In your copy, leave out the pictures; write out all the data exactly.

**GIVEN DATA**
* begin *
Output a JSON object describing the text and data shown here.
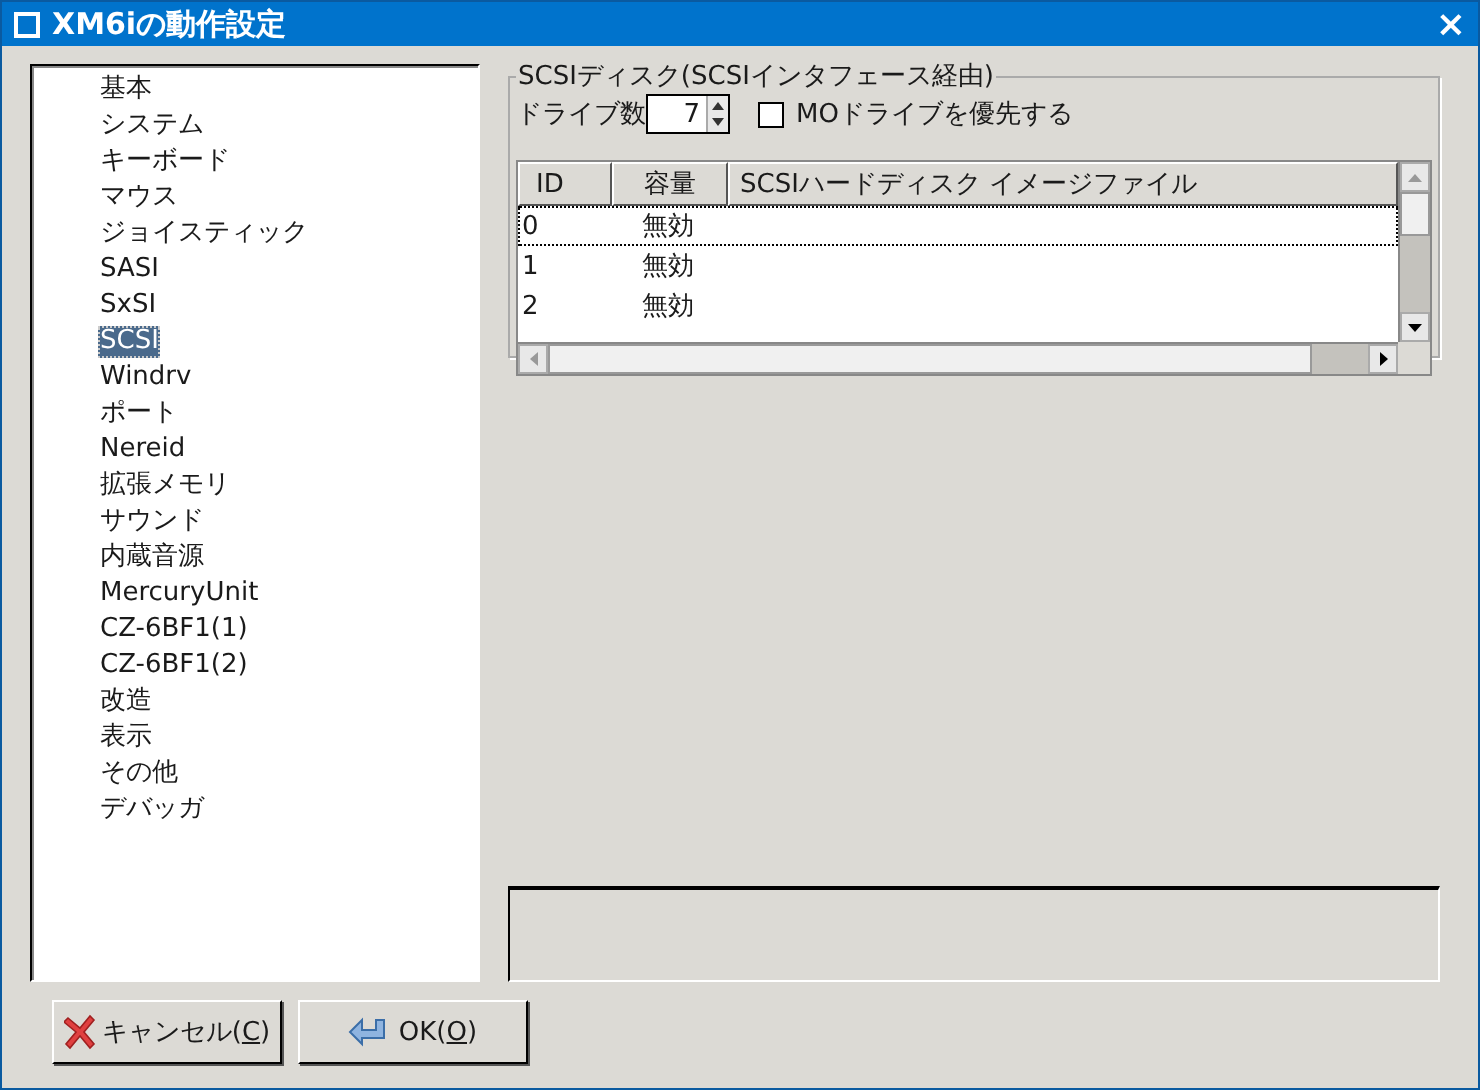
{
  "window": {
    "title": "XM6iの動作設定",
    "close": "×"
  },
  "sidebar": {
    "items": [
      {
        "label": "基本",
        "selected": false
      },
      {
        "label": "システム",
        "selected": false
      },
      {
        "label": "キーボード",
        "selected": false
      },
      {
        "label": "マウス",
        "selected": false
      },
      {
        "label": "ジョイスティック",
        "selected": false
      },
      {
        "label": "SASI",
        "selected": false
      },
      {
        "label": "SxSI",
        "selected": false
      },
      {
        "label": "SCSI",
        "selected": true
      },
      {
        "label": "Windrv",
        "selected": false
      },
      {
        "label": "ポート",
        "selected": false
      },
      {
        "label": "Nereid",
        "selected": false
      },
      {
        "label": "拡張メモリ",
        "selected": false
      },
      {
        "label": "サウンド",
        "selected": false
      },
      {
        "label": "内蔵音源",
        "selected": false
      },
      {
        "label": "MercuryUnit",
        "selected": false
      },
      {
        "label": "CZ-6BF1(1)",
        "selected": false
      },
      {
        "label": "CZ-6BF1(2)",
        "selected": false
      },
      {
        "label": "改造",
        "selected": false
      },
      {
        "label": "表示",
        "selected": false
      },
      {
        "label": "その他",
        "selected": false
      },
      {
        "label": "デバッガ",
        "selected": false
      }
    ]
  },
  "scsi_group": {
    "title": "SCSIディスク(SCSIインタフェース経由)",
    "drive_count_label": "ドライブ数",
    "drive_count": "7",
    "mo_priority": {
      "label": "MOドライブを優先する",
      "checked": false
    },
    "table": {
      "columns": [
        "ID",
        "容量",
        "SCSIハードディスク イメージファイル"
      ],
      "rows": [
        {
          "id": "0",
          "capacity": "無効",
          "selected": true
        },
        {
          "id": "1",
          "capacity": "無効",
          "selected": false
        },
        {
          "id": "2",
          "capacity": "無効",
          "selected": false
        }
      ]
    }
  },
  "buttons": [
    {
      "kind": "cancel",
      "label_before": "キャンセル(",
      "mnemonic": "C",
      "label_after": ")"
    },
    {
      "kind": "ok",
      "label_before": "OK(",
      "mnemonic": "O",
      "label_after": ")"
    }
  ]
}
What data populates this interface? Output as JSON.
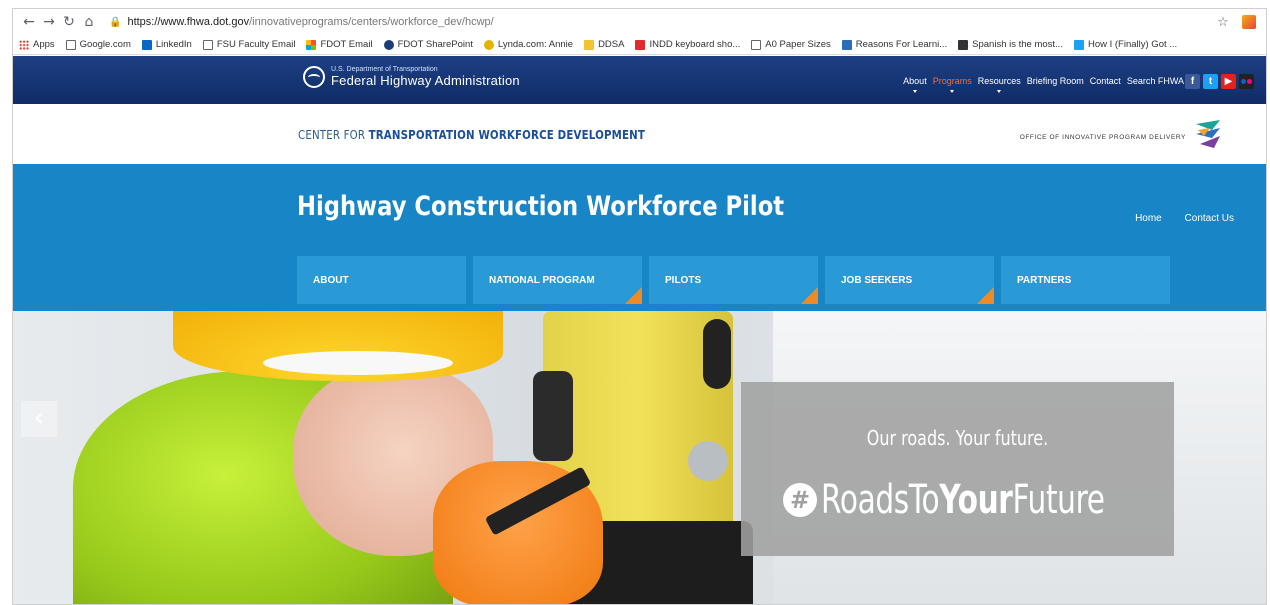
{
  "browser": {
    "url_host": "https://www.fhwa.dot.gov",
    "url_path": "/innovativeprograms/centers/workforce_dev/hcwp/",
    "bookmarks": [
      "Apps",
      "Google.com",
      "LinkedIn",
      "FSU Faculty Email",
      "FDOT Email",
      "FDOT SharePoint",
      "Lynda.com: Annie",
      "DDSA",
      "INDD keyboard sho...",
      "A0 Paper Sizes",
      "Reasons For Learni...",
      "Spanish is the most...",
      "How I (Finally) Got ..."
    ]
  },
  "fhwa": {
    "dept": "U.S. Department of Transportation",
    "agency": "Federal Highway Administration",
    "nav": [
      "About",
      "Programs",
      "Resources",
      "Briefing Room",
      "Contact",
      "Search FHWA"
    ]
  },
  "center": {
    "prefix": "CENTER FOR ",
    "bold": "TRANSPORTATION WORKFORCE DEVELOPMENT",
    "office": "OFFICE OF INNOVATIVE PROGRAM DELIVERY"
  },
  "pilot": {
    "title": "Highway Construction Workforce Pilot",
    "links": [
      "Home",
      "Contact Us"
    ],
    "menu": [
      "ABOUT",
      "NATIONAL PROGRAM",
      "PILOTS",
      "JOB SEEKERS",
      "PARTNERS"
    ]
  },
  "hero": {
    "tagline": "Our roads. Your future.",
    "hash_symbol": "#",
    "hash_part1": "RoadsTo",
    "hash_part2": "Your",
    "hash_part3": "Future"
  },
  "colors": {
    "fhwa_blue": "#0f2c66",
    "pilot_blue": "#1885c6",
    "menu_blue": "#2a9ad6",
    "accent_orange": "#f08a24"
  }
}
* end *
**REPLY**
Output a JSON object describing the text and data shown here.
{
  "window": {
    "title": "XM6iの動作設定",
    "close": "×"
  },
  "sidebar": {
    "items": [
      {
        "label": "基本",
        "selected": false
      },
      {
        "label": "システム",
        "selected": false
      },
      {
        "label": "キーボード",
        "selected": false
      },
      {
        "label": "マウス",
        "selected": false
      },
      {
        "label": "ジョイスティック",
        "selected": false
      },
      {
        "label": "SASI",
        "selected": false
      },
      {
        "label": "SxSI",
        "selected": false
      },
      {
        "label": "SCSI",
        "selected": true
      },
      {
        "label": "Windrv",
        "selected": false
      },
      {
        "label": "ポート",
        "selected": false
      },
      {
        "label": "Nereid",
        "selected": false
      },
      {
        "label": "拡張メモリ",
        "selected": false
      },
      {
        "label": "サウンド",
        "selected": false
      },
      {
        "label": "内蔵音源",
        "selected": false
      },
      {
        "label": "MercuryUnit",
        "selected": false
      },
      {
        "label": "CZ-6BF1(1)",
        "selected": false
      },
      {
        "label": "CZ-6BF1(2)",
        "selected": false
      },
      {
        "label": "改造",
        "selected": false
      },
      {
        "label": "表示",
        "selected": false
      },
      {
        "label": "その他",
        "selected": false
      },
      {
        "label": "デバッガ",
        "selected": false
      }
    ]
  },
  "scsi_group": {
    "title": "SCSIディスク(SCSIインタフェース経由)",
    "drive_count_label": "ドライブ数",
    "drive_count": "7",
    "mo_priority": {
      "label": "MOドライブを優先する",
      "checked": false
    },
    "table": {
      "columns": [
        "ID",
        "容量",
        "SCSIハードディスク イメージファイル"
      ],
      "rows": [
        {
          "id": "0",
          "capacity": "無効",
          "selected": true
        },
        {
          "id": "1",
          "capacity": "無効",
          "selected": false
        },
        {
          "id": "2",
          "capacity": "無効",
          "selected": false
        }
      ]
    }
  },
  "buttons": [
    {
      "kind": "cancel",
      "label_before": "キャンセル(",
      "mnemonic": "C",
      "label_after": ")"
    },
    {
      "kind": "ok",
      "label_before": "OK(",
      "mnemonic": "O",
      "label_after": ")"
    }
  ]
}
What data populates this interface? Output as JSON.
{
  "browser": {
    "url_host": "https://www.fhwa.dot.gov",
    "url_path": "/innovativeprograms/centers/workforce_dev/hcwp/",
    "bookmarks": [
      "Apps",
      "Google.com",
      "LinkedIn",
      "FSU Faculty Email",
      "FDOT Email",
      "FDOT SharePoint",
      "Lynda.com: Annie",
      "DDSA",
      "INDD keyboard sho...",
      "A0 Paper Sizes",
      "Reasons For Learni...",
      "Spanish is the most...",
      "How I (Finally) Got ..."
    ]
  },
  "fhwa": {
    "dept": "U.S. Department of Transportation",
    "agency": "Federal Highway Administration",
    "nav": [
      "About",
      "Programs",
      "Resources",
      "Briefing Room",
      "Contact",
      "Search FHWA"
    ]
  },
  "center": {
    "prefix": "CENTER FOR ",
    "bold": "TRANSPORTATION WORKFORCE DEVELOPMENT",
    "office": "OFFICE OF INNOVATIVE PROGRAM DELIVERY"
  },
  "pilot": {
    "title": "Highway Construction Workforce Pilot",
    "links": [
      "Home",
      "Contact Us"
    ],
    "menu": [
      "ABOUT",
      "NATIONAL PROGRAM",
      "PILOTS",
      "JOB SEEKERS",
      "PARTNERS"
    ]
  },
  "hero": {
    "tagline": "Our roads. Your future.",
    "hash_symbol": "#",
    "hash_part1": "RoadsTo",
    "hash_part2": "Your",
    "hash_part3": "Future"
  },
  "colors": {
    "fhwa_blue": "#0f2c66",
    "pilot_blue": "#1885c6",
    "menu_blue": "#2a9ad6",
    "accent_orange": "#f08a24"
  }
}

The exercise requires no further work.